Copy every row below character for character, keeping each line unchanged.
........
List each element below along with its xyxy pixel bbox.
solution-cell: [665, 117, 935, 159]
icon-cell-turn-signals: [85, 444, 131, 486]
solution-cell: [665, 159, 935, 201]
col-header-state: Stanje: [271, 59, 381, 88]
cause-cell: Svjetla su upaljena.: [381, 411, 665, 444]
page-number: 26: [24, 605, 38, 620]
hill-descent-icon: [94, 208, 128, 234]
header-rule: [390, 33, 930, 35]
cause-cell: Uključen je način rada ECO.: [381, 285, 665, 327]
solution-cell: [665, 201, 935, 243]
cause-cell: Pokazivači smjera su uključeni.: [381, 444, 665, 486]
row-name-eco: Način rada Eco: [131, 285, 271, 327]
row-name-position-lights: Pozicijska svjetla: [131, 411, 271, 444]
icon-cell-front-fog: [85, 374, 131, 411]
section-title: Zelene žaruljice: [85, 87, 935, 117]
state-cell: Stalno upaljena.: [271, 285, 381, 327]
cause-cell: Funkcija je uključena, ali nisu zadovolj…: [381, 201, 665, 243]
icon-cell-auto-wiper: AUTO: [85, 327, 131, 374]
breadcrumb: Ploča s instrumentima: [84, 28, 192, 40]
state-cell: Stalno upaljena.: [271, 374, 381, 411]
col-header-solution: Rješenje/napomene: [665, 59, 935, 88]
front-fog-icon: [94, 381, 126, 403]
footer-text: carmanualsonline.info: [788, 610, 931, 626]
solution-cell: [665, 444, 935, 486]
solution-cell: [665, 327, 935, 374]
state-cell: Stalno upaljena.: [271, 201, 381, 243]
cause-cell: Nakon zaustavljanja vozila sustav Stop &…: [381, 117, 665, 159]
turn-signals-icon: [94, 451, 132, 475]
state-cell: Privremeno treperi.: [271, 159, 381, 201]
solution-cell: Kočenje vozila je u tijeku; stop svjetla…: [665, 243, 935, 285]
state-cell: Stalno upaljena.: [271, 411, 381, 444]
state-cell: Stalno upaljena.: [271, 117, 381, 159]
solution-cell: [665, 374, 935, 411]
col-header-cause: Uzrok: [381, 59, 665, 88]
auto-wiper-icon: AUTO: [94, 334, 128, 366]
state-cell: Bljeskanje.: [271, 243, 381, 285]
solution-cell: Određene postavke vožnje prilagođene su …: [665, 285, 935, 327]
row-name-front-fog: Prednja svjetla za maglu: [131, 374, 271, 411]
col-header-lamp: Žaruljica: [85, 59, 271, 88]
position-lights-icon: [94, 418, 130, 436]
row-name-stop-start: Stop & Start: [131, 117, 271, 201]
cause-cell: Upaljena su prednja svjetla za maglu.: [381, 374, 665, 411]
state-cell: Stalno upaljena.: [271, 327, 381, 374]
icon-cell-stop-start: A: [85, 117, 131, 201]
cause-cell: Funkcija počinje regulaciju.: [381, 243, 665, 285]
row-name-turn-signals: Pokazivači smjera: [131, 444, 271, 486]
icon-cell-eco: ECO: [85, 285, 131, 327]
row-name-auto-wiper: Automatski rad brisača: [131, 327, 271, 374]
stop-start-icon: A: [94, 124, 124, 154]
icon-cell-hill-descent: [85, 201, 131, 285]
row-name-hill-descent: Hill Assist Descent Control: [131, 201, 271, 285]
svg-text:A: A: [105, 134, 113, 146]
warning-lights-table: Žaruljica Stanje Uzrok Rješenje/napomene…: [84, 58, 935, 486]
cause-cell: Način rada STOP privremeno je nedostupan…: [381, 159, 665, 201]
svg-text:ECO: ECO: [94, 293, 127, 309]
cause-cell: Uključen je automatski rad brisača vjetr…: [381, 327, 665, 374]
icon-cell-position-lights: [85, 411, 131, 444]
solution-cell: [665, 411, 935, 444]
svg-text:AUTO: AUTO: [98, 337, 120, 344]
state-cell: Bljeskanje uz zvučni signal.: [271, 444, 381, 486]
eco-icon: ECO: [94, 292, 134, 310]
........
▶ [Result below]
List each element below along with its xyxy pixel bbox.
solution-cell: [665, 117, 935, 159]
icon-cell-turn-signals: [85, 444, 131, 486]
solution-cell: [665, 159, 935, 201]
col-header-state: Stanje: [271, 59, 381, 88]
cause-cell: Svjetla su upaljena.: [381, 411, 665, 444]
page-number: 26: [24, 605, 38, 620]
hill-descent-icon: [94, 208, 128, 234]
header-rule: [390, 33, 930, 35]
cause-cell: Uključen je način rada ECO.: [381, 285, 665, 327]
solution-cell: [665, 201, 935, 243]
cause-cell: Pokazivači smjera su uključeni.: [381, 444, 665, 486]
row-name-eco: Način rada Eco: [131, 285, 271, 327]
row-name-position-lights: Pozicijska svjetla: [131, 411, 271, 444]
icon-cell-front-fog: [85, 374, 131, 411]
section-title: Zelene žaruljice: [85, 87, 935, 117]
state-cell: Stalno upaljena.: [271, 285, 381, 327]
cause-cell: Funkcija je uključena, ali nisu zadovolj…: [381, 201, 665, 243]
icon-cell-auto-wiper: AUTO: [85, 327, 131, 374]
breadcrumb: Ploča s instrumentima: [84, 28, 192, 40]
state-cell: Stalno upaljena.: [271, 374, 381, 411]
col-header-solution: Rješenje/napomene: [665, 59, 935, 88]
front-fog-icon: [94, 381, 126, 403]
footer-text: carmanualsonline.info: [788, 610, 931, 626]
solution-cell: [665, 444, 935, 486]
solution-cell: [665, 327, 935, 374]
state-cell: Stalno upaljena.: [271, 201, 381, 243]
cause-cell: Nakon zaustavljanja vozila sustav Stop &…: [381, 117, 665, 159]
turn-signals-icon: [94, 451, 132, 475]
state-cell: Privremeno treperi.: [271, 159, 381, 201]
solution-cell: Kočenje vozila je u tijeku; stop svjetla…: [665, 243, 935, 285]
state-cell: Stalno upaljena.: [271, 411, 381, 444]
state-cell: Stalno upaljena.: [271, 117, 381, 159]
solution-cell: [665, 374, 935, 411]
col-header-cause: Uzrok: [381, 59, 665, 88]
auto-wiper-icon: AUTO: [94, 334, 128, 366]
state-cell: Bljeskanje.: [271, 243, 381, 285]
solution-cell: Određene postavke vožnje prilagođene su …: [665, 285, 935, 327]
row-name-front-fog: Prednja svjetla za maglu: [131, 374, 271, 411]
col-header-lamp: Žaruljica: [85, 59, 271, 88]
position-lights-icon: [94, 418, 130, 436]
row-name-stop-start: Stop & Start: [131, 117, 271, 201]
cause-cell: Upaljena su prednja svjetla za maglu.: [381, 374, 665, 411]
state-cell: Stalno upaljena.: [271, 327, 381, 374]
icon-cell-stop-start: A: [85, 117, 131, 201]
cause-cell: Funkcija počinje regulaciju.: [381, 243, 665, 285]
row-name-turn-signals: Pokazivači smjera: [131, 444, 271, 486]
icon-cell-eco: ECO: [85, 285, 131, 327]
row-name-auto-wiper: Automatski rad brisača: [131, 327, 271, 374]
stop-start-icon: A: [94, 124, 124, 154]
icon-cell-hill-descent: [85, 201, 131, 285]
row-name-hill-descent: Hill Assist Descent Control: [131, 201, 271, 285]
svg-text:A: A: [105, 134, 113, 146]
warning-lights-table: Žaruljica Stanje Uzrok Rješenje/napomene…: [84, 58, 935, 486]
cause-cell: Način rada STOP privremeno je nedostupan…: [381, 159, 665, 201]
svg-text:ECO: ECO: [94, 293, 127, 309]
cause-cell: Uključen je automatski rad brisača vjetr…: [381, 327, 665, 374]
icon-cell-position-lights: [85, 411, 131, 444]
solution-cell: [665, 411, 935, 444]
svg-text:AUTO: AUTO: [98, 337, 120, 344]
state-cell: Bljeskanje uz zvučni signal.: [271, 444, 381, 486]
eco-icon: ECO: [94, 292, 134, 310]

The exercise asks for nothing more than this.